WHAT THE EXERCISE ASKS: Each record below must be returned exactly as shown.

(Figure content listings)
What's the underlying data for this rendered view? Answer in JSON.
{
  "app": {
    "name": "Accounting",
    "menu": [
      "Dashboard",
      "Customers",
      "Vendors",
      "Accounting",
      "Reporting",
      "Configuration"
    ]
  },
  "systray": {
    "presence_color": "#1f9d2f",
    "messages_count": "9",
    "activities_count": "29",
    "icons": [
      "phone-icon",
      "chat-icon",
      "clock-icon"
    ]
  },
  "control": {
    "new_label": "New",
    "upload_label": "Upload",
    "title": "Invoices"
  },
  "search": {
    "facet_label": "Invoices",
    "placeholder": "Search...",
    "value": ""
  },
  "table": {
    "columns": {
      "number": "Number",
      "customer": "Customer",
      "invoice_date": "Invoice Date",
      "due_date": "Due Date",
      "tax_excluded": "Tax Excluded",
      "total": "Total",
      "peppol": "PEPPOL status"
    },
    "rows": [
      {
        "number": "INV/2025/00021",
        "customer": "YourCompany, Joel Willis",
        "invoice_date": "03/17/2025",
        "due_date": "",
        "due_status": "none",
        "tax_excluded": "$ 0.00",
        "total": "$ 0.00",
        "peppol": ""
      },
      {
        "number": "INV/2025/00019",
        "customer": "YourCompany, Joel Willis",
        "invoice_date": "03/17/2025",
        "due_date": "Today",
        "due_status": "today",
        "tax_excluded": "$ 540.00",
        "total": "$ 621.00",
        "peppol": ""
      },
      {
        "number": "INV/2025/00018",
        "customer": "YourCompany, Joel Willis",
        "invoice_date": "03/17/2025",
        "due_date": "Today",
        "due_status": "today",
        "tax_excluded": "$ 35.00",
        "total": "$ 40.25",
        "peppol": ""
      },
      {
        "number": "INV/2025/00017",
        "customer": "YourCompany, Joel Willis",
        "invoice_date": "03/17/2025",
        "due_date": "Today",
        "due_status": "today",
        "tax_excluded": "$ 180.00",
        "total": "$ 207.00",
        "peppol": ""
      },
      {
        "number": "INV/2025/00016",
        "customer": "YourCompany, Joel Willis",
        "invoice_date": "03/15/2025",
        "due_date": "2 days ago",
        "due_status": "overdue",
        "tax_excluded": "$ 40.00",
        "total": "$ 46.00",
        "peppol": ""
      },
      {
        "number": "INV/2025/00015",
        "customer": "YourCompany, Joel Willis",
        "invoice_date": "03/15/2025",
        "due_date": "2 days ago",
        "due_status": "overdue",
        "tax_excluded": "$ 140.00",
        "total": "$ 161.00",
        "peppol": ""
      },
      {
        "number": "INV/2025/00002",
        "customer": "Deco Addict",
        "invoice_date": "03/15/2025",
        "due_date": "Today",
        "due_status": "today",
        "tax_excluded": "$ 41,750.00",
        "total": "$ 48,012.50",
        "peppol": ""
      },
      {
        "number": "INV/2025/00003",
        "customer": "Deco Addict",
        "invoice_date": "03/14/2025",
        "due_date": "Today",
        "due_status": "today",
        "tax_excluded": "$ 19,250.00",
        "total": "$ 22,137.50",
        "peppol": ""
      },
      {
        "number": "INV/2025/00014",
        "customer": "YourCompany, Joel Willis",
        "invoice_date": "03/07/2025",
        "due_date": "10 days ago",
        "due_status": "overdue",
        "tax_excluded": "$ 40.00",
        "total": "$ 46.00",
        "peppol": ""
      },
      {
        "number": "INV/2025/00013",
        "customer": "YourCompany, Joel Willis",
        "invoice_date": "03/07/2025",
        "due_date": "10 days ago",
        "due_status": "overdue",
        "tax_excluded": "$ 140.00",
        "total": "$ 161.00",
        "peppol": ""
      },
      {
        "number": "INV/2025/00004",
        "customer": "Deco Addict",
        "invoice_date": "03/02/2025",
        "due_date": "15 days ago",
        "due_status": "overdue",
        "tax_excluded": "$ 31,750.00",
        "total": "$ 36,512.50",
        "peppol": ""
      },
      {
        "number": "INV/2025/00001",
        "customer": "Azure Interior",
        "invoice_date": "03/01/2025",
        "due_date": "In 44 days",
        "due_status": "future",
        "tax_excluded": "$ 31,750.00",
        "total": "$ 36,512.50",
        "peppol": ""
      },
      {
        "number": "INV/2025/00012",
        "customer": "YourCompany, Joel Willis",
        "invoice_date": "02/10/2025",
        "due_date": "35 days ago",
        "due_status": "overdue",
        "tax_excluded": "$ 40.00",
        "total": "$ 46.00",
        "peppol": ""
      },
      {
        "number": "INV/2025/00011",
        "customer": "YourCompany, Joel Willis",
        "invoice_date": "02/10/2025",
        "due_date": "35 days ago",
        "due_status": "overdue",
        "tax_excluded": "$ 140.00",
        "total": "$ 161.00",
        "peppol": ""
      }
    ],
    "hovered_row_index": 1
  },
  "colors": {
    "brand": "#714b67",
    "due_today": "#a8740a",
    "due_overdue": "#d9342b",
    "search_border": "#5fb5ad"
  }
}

EXERCISE ANSWER:
What's the underlying data for this rendered view? Answer in JSON.
{
  "app": {
    "name": "Accounting",
    "menu": [
      "Dashboard",
      "Customers",
      "Vendors",
      "Accounting",
      "Reporting",
      "Configuration"
    ]
  },
  "systray": {
    "presence_color": "#1f9d2f",
    "messages_count": "9",
    "activities_count": "29",
    "icons": [
      "phone-icon",
      "chat-icon",
      "clock-icon"
    ]
  },
  "control": {
    "new_label": "New",
    "upload_label": "Upload",
    "title": "Invoices"
  },
  "search": {
    "facet_label": "Invoices",
    "placeholder": "Search...",
    "value": ""
  },
  "table": {
    "columns": {
      "number": "Number",
      "customer": "Customer",
      "invoice_date": "Invoice Date",
      "due_date": "Due Date",
      "tax_excluded": "Tax Excluded",
      "total": "Total",
      "peppol": "PEPPOL status"
    },
    "rows": [
      {
        "number": "INV/2025/00021",
        "customer": "YourCompany, Joel Willis",
        "invoice_date": "03/17/2025",
        "due_date": "",
        "due_status": "none",
        "tax_excluded": "$ 0.00",
        "total": "$ 0.00",
        "peppol": ""
      },
      {
        "number": "INV/2025/00019",
        "customer": "YourCompany, Joel Willis",
        "invoice_date": "03/17/2025",
        "due_date": "Today",
        "due_status": "today",
        "tax_excluded": "$ 540.00",
        "total": "$ 621.00",
        "peppol": ""
      },
      {
        "number": "INV/2025/00018",
        "customer": "YourCompany, Joel Willis",
        "invoice_date": "03/17/2025",
        "due_date": "Today",
        "due_status": "today",
        "tax_excluded": "$ 35.00",
        "total": "$ 40.25",
        "peppol": ""
      },
      {
        "number": "INV/2025/00017",
        "customer": "YourCompany, Joel Willis",
        "invoice_date": "03/17/2025",
        "due_date": "Today",
        "due_status": "today",
        "tax_excluded": "$ 180.00",
        "total": "$ 207.00",
        "peppol": ""
      },
      {
        "number": "INV/2025/00016",
        "customer": "YourCompany, Joel Willis",
        "invoice_date": "03/15/2025",
        "due_date": "2 days ago",
        "due_status": "overdue",
        "tax_excluded": "$ 40.00",
        "total": "$ 46.00",
        "peppol": ""
      },
      {
        "number": "INV/2025/00015",
        "customer": "YourCompany, Joel Willis",
        "invoice_date": "03/15/2025",
        "due_date": "2 days ago",
        "due_status": "overdue",
        "tax_excluded": "$ 140.00",
        "total": "$ 161.00",
        "peppol": ""
      },
      {
        "number": "INV/2025/00002",
        "customer": "Deco Addict",
        "invoice_date": "03/15/2025",
        "due_date": "Today",
        "due_status": "today",
        "tax_excluded": "$ 41,750.00",
        "total": "$ 48,012.50",
        "peppol": ""
      },
      {
        "number": "INV/2025/00003",
        "customer": "Deco Addict",
        "invoice_date": "03/14/2025",
        "due_date": "Today",
        "due_status": "today",
        "tax_excluded": "$ 19,250.00",
        "total": "$ 22,137.50",
        "peppol": ""
      },
      {
        "number": "INV/2025/00014",
        "customer": "YourCompany, Joel Willis",
        "invoice_date": "03/07/2025",
        "due_date": "10 days ago",
        "due_status": "overdue",
        "tax_excluded": "$ 40.00",
        "total": "$ 46.00",
        "peppol": ""
      },
      {
        "number": "INV/2025/00013",
        "customer": "YourCompany, Joel Willis",
        "invoice_date": "03/07/2025",
        "due_date": "10 days ago",
        "due_status": "overdue",
        "tax_excluded": "$ 140.00",
        "total": "$ 161.00",
        "peppol": ""
      },
      {
        "number": "INV/2025/00004",
        "customer": "Deco Addict",
        "invoice_date": "03/02/2025",
        "due_date": "15 days ago",
        "due_status": "overdue",
        "tax_excluded": "$ 31,750.00",
        "total": "$ 36,512.50",
        "peppol": ""
      },
      {
        "number": "INV/2025/00001",
        "customer": "Azure Interior",
        "invoice_date": "03/01/2025",
        "due_date": "In 44 days",
        "due_status": "future",
        "tax_excluded": "$ 31,750.00",
        "total": "$ 36,512.50",
        "peppol": ""
      },
      {
        "number": "INV/2025/00012",
        "customer": "YourCompany, Joel Willis",
        "invoice_date": "02/10/2025",
        "due_date": "35 days ago",
        "due_status": "overdue",
        "tax_excluded": "$ 40.00",
        "total": "$ 46.00",
        "peppol": ""
      },
      {
        "number": "INV/2025/00011",
        "customer": "YourCompany, Joel Willis",
        "invoice_date": "02/10/2025",
        "due_date": "35 days ago",
        "due_status": "overdue",
        "tax_excluded": "$ 140.00",
        "total": "$ 161.00",
        "peppol": ""
      }
    ],
    "hovered_row_index": 1
  },
  "colors": {
    "brand": "#714b67",
    "due_today": "#a8740a",
    "due_overdue": "#d9342b",
    "search_border": "#5fb5ad"
  }
}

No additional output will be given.